→ **Task details**: Copy every entry word for word, but skip the pictures.

→ **Input material**:
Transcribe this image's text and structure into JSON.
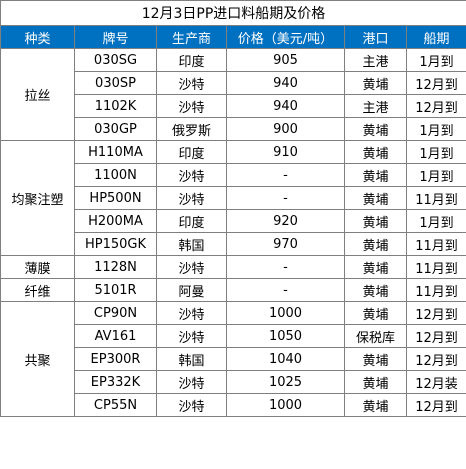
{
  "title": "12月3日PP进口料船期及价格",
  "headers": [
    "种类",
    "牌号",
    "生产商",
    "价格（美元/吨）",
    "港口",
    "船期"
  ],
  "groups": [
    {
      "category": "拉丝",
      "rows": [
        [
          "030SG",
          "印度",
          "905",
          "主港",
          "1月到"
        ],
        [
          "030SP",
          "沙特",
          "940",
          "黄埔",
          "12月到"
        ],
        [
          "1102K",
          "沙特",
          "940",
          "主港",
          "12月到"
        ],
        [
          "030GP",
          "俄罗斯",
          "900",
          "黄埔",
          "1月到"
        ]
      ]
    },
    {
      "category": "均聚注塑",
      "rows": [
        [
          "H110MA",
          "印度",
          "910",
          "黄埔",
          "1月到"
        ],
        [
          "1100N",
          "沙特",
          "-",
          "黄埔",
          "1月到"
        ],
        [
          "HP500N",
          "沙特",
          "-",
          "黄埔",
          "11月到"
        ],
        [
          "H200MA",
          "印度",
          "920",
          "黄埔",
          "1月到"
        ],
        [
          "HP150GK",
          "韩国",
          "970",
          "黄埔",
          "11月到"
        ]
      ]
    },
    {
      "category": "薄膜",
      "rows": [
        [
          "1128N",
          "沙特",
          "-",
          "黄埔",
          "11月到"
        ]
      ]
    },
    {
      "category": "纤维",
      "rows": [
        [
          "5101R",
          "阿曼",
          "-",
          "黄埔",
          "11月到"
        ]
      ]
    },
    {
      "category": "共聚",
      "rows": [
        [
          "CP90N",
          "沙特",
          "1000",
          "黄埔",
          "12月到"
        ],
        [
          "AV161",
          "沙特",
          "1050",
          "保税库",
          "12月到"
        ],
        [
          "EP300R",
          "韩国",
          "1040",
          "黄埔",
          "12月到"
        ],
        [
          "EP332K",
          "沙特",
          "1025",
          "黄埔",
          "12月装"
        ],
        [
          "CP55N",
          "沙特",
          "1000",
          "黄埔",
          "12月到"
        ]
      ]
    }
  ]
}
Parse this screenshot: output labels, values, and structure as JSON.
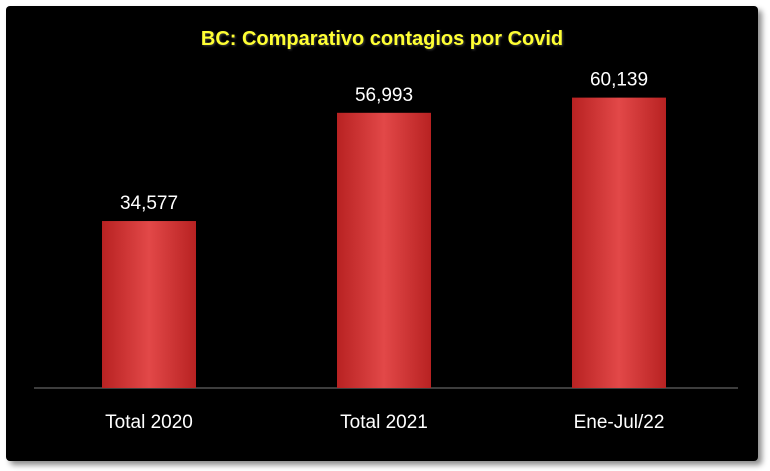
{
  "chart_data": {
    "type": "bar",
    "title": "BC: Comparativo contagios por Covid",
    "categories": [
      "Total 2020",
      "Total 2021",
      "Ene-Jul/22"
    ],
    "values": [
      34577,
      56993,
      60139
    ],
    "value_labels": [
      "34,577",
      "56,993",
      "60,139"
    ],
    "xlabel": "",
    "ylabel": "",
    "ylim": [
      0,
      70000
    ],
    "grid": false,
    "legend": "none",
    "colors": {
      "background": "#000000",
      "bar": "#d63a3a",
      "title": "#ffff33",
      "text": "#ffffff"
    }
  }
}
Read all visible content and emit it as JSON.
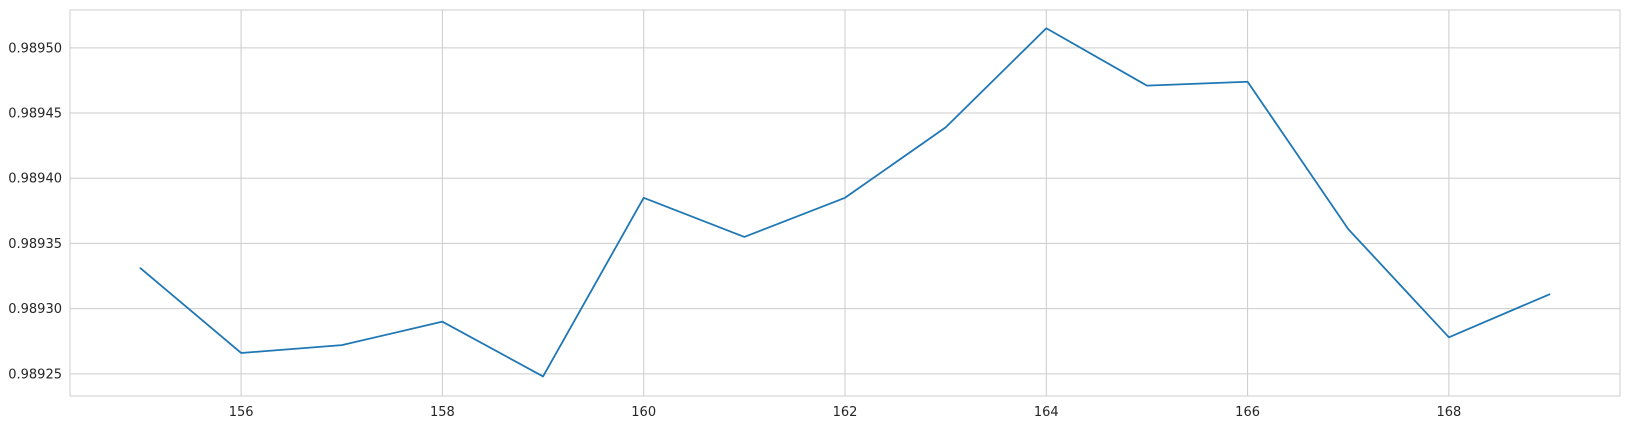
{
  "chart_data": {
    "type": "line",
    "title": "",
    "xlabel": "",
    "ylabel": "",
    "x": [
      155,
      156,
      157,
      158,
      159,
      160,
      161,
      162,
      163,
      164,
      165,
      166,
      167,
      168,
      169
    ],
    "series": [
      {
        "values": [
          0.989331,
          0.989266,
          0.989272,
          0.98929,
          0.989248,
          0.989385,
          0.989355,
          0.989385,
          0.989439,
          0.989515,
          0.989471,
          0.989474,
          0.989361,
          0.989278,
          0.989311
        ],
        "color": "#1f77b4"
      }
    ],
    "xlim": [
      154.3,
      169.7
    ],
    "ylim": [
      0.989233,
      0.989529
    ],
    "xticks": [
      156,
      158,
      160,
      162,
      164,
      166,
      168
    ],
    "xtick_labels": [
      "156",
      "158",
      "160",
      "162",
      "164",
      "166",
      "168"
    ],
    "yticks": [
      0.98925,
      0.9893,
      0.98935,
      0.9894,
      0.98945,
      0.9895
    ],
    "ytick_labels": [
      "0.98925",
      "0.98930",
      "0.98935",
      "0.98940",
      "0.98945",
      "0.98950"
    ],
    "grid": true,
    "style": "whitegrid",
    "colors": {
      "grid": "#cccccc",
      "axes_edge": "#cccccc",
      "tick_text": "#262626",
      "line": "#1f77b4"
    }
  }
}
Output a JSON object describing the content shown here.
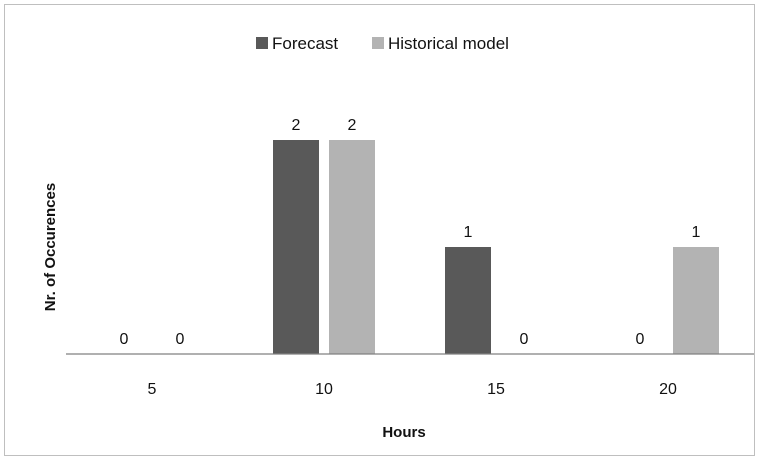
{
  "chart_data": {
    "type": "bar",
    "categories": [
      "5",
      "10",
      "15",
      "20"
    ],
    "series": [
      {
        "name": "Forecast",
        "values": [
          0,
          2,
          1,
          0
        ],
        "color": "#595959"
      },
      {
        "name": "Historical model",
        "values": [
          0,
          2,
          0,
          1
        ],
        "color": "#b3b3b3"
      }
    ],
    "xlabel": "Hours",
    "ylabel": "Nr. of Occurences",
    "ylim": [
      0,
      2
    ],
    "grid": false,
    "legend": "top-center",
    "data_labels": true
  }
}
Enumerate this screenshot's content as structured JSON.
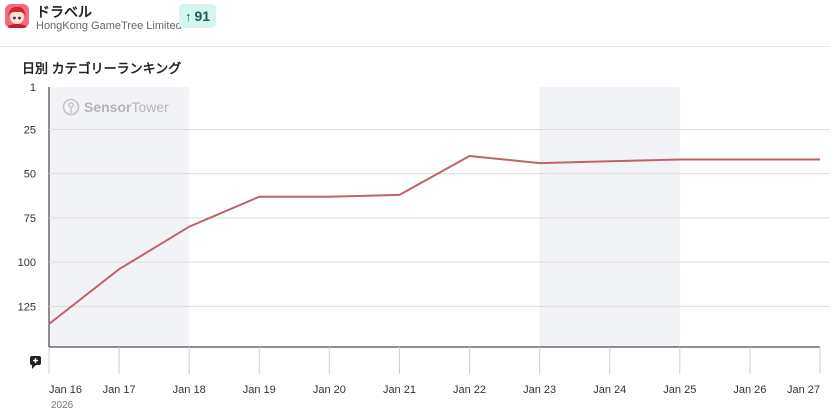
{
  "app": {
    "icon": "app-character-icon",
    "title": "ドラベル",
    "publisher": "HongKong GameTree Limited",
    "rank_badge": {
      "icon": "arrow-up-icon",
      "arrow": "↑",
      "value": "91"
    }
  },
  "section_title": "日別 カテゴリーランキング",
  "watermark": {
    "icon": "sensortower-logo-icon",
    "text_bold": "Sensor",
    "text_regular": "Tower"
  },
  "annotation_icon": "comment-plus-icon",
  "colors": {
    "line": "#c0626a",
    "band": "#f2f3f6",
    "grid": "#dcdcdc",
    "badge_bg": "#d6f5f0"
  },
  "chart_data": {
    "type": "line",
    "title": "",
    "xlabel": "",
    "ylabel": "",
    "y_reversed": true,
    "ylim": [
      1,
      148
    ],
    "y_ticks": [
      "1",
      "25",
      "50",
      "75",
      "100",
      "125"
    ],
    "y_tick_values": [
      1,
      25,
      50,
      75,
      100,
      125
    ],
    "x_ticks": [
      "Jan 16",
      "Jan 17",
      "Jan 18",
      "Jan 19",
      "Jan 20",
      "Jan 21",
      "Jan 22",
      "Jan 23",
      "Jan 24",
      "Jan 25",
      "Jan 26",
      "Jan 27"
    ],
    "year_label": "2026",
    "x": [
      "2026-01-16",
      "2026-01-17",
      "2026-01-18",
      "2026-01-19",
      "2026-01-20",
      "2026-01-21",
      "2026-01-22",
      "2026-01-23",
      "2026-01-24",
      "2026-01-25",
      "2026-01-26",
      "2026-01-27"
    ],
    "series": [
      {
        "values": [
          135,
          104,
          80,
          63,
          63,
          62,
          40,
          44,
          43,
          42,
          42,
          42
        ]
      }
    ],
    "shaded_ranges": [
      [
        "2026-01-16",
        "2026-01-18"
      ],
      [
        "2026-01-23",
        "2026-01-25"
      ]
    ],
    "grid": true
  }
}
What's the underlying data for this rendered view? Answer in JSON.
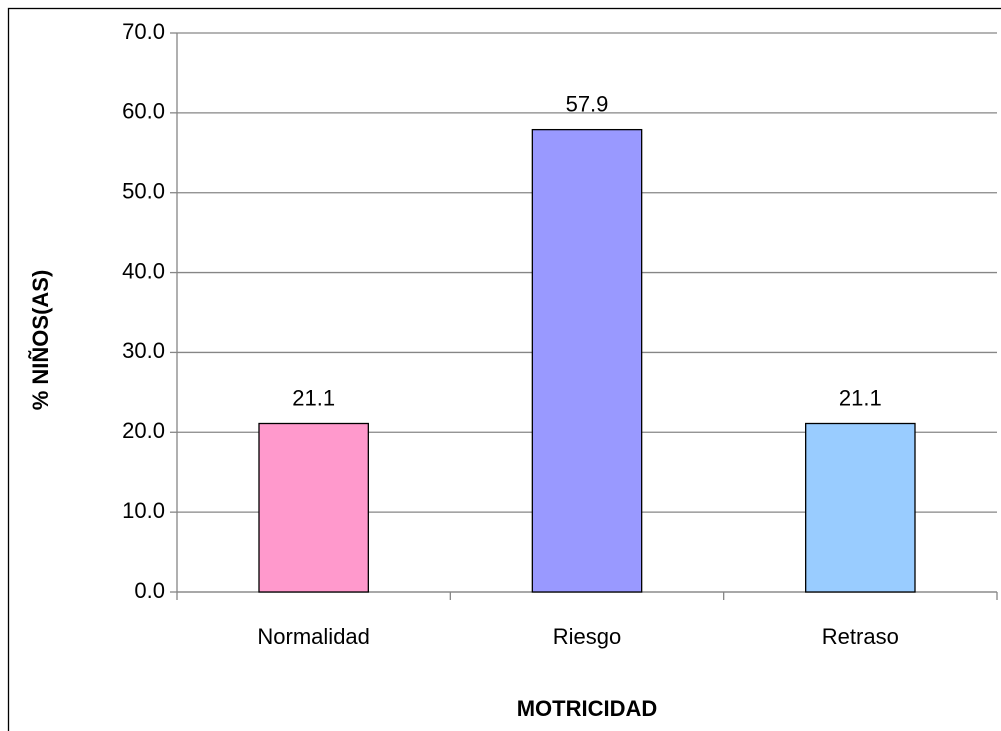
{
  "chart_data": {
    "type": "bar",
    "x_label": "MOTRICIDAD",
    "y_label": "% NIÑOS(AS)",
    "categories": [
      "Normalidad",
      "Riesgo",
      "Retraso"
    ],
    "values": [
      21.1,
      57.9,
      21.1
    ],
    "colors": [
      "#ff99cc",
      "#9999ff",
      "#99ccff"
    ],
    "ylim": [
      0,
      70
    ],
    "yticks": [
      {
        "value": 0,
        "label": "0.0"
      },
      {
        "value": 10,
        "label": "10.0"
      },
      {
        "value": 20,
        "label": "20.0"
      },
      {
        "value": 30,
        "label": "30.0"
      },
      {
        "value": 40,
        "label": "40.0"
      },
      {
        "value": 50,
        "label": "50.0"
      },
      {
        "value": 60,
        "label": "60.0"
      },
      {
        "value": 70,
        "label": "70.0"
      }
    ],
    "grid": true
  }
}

→ **Correct result**:
Transcribe this image's text and structure into JSON.
{
  "title": "12月3日PP进口料船期及价格",
  "headers": [
    "种类",
    "牌号",
    "生产商",
    "价格（美元/吨）",
    "港口",
    "船期"
  ],
  "groups": [
    {
      "category": "拉丝",
      "rows": [
        [
          "030SG",
          "印度",
          "905",
          "主港",
          "1月到"
        ],
        [
          "030SP",
          "沙特",
          "940",
          "黄埔",
          "12月到"
        ],
        [
          "1102K",
          "沙特",
          "940",
          "主港",
          "12月到"
        ],
        [
          "030GP",
          "俄罗斯",
          "900",
          "黄埔",
          "1月到"
        ]
      ]
    },
    {
      "category": "均聚注塑",
      "rows": [
        [
          "H110MA",
          "印度",
          "910",
          "黄埔",
          "1月到"
        ],
        [
          "1100N",
          "沙特",
          "-",
          "黄埔",
          "1月到"
        ],
        [
          "HP500N",
          "沙特",
          "-",
          "黄埔",
          "11月到"
        ],
        [
          "H200MA",
          "印度",
          "920",
          "黄埔",
          "1月到"
        ],
        [
          "HP150GK",
          "韩国",
          "970",
          "黄埔",
          "11月到"
        ]
      ]
    },
    {
      "category": "薄膜",
      "rows": [
        [
          "1128N",
          "沙特",
          "-",
          "黄埔",
          "11月到"
        ]
      ]
    },
    {
      "category": "纤维",
      "rows": [
        [
          "5101R",
          "阿曼",
          "-",
          "黄埔",
          "11月到"
        ]
      ]
    },
    {
      "category": "共聚",
      "rows": [
        [
          "CP90N",
          "沙特",
          "1000",
          "黄埔",
          "12月到"
        ],
        [
          "AV161",
          "沙特",
          "1050",
          "保税库",
          "12月到"
        ],
        [
          "EP300R",
          "韩国",
          "1040",
          "黄埔",
          "12月到"
        ],
        [
          "EP332K",
          "沙特",
          "1025",
          "黄埔",
          "12月装"
        ],
        [
          "CP55N",
          "沙特",
          "1000",
          "黄埔",
          "12月到"
        ]
      ]
    }
  ]
}
Parse this screenshot: output labels, values, and structure as JSON.
{
  "chart_data": {
    "type": "bar",
    "title": "BC: Comparativo contagios por Covid",
    "categories": [
      "Total 2020",
      "Total 2021",
      "Ene-Jul/22"
    ],
    "values": [
      34577,
      56993,
      60139
    ],
    "value_labels": [
      "34,577",
      "56,993",
      "60,139"
    ],
    "xlabel": "",
    "ylabel": "",
    "ylim": [
      0,
      70000
    ],
    "grid": false,
    "legend": "none",
    "colors": {
      "background": "#000000",
      "bar": "#d63a3a",
      "title": "#ffff33",
      "text": "#ffffff"
    }
  }
}
Read all visible content and emit it as JSON.
{
  "chart_data": {
    "type": "line",
    "title": "",
    "xlabel": "",
    "ylabel": "",
    "x": [
      155,
      156,
      157,
      158,
      159,
      160,
      161,
      162,
      163,
      164,
      165,
      166,
      167,
      168,
      169
    ],
    "series": [
      {
        "values": [
          0.989331,
          0.989266,
          0.989272,
          0.98929,
          0.989248,
          0.989385,
          0.989355,
          0.989385,
          0.989439,
          0.989515,
          0.989471,
          0.989474,
          0.989361,
          0.989278,
          0.989311
        ],
        "color": "#1f77b4"
      }
    ],
    "xlim": [
      154.3,
      169.7
    ],
    "ylim": [
      0.989233,
      0.989529
    ],
    "xticks": [
      156,
      158,
      160,
      162,
      164,
      166,
      168
    ],
    "xtick_labels": [
      "156",
      "158",
      "160",
      "162",
      "164",
      "166",
      "168"
    ],
    "yticks": [
      0.98925,
      0.9893,
      0.98935,
      0.9894,
      0.98945,
      0.9895
    ],
    "ytick_labels": [
      "0.98925",
      "0.98930",
      "0.98935",
      "0.98940",
      "0.98945",
      "0.98950"
    ],
    "grid": true,
    "style": "whitegrid",
    "colors": {
      "grid": "#cccccc",
      "axes_edge": "#cccccc",
      "tick_text": "#262626",
      "line": "#1f77b4"
    }
  }
}
Output a JSON object describing the content shown here.
{
  "chart_data": {
    "type": "bar",
    "categories": [
      "5",
      "10",
      "15",
      "20"
    ],
    "series": [
      {
        "name": "Forecast",
        "values": [
          0,
          2,
          1,
          0
        ],
        "color": "#595959"
      },
      {
        "name": "Historical model",
        "values": [
          0,
          2,
          0,
          1
        ],
        "color": "#b3b3b3"
      }
    ],
    "xlabel": "Hours",
    "ylabel": "Nr. of Occurences",
    "ylim": [
      0,
      2
    ],
    "grid": false,
    "legend": "top-center",
    "data_labels": true
  }
}
Enumerate this screenshot's content as structured JSON.
{
  "app": {
    "icon": "app-character-icon",
    "title": "ドラベル",
    "publisher": "HongKong GameTree Limited",
    "rank_badge": {
      "icon": "arrow-up-icon",
      "arrow": "↑",
      "value": "91"
    }
  },
  "section_title": "日別 カテゴリーランキング",
  "watermark": {
    "icon": "sensortower-logo-icon",
    "text_bold": "Sensor",
    "text_regular": "Tower"
  },
  "annotation_icon": "comment-plus-icon",
  "colors": {
    "line": "#c0626a",
    "band": "#f2f3f6",
    "grid": "#dcdcdc",
    "badge_bg": "#d6f5f0"
  },
  "chart_data": {
    "type": "line",
    "title": "",
    "xlabel": "",
    "ylabel": "",
    "y_reversed": true,
    "ylim": [
      1,
      148
    ],
    "y_ticks": [
      "1",
      "25",
      "50",
      "75",
      "100",
      "125"
    ],
    "y_tick_values": [
      1,
      25,
      50,
      75,
      100,
      125
    ],
    "x_ticks": [
      "Jan 16",
      "Jan 17",
      "Jan 18",
      "Jan 19",
      "Jan 20",
      "Jan 21",
      "Jan 22",
      "Jan 23",
      "Jan 24",
      "Jan 25",
      "Jan 26",
      "Jan 27"
    ],
    "year_label": "2026",
    "x": [
      "2026-01-16",
      "2026-01-17",
      "2026-01-18",
      "2026-01-19",
      "2026-01-20",
      "2026-01-21",
      "2026-01-22",
      "2026-01-23",
      "2026-01-24",
      "2026-01-25",
      "2026-01-26",
      "2026-01-27"
    ],
    "series": [
      {
        "values": [
          135,
          104,
          80,
          63,
          63,
          62,
          40,
          44,
          43,
          42,
          42,
          42
        ]
      }
    ],
    "shaded_ranges": [
      [
        "2026-01-16",
        "2026-01-18"
      ],
      [
        "2026-01-23",
        "2026-01-25"
      ]
    ],
    "grid": true
  }
}
What's the underlying data for this rendered view? Answer in JSON.
{
  "chart_data": {
    "type": "bar",
    "x_label": "MOTRICIDAD",
    "y_label": "% NIÑOS(AS)",
    "categories": [
      "Normalidad",
      "Riesgo",
      "Retraso"
    ],
    "values": [
      21.1,
      57.9,
      21.1
    ],
    "colors": [
      "#ff99cc",
      "#9999ff",
      "#99ccff"
    ],
    "ylim": [
      0,
      70
    ],
    "yticks": [
      {
        "value": 0,
        "label": "0.0"
      },
      {
        "value": 10,
        "label": "10.0"
      },
      {
        "value": 20,
        "label": "20.0"
      },
      {
        "value": 30,
        "label": "30.0"
      },
      {
        "value": 40,
        "label": "40.0"
      },
      {
        "value": 50,
        "label": "50.0"
      },
      {
        "value": 60,
        "label": "60.0"
      },
      {
        "value": 70,
        "label": "70.0"
      }
    ],
    "grid": true
  }
}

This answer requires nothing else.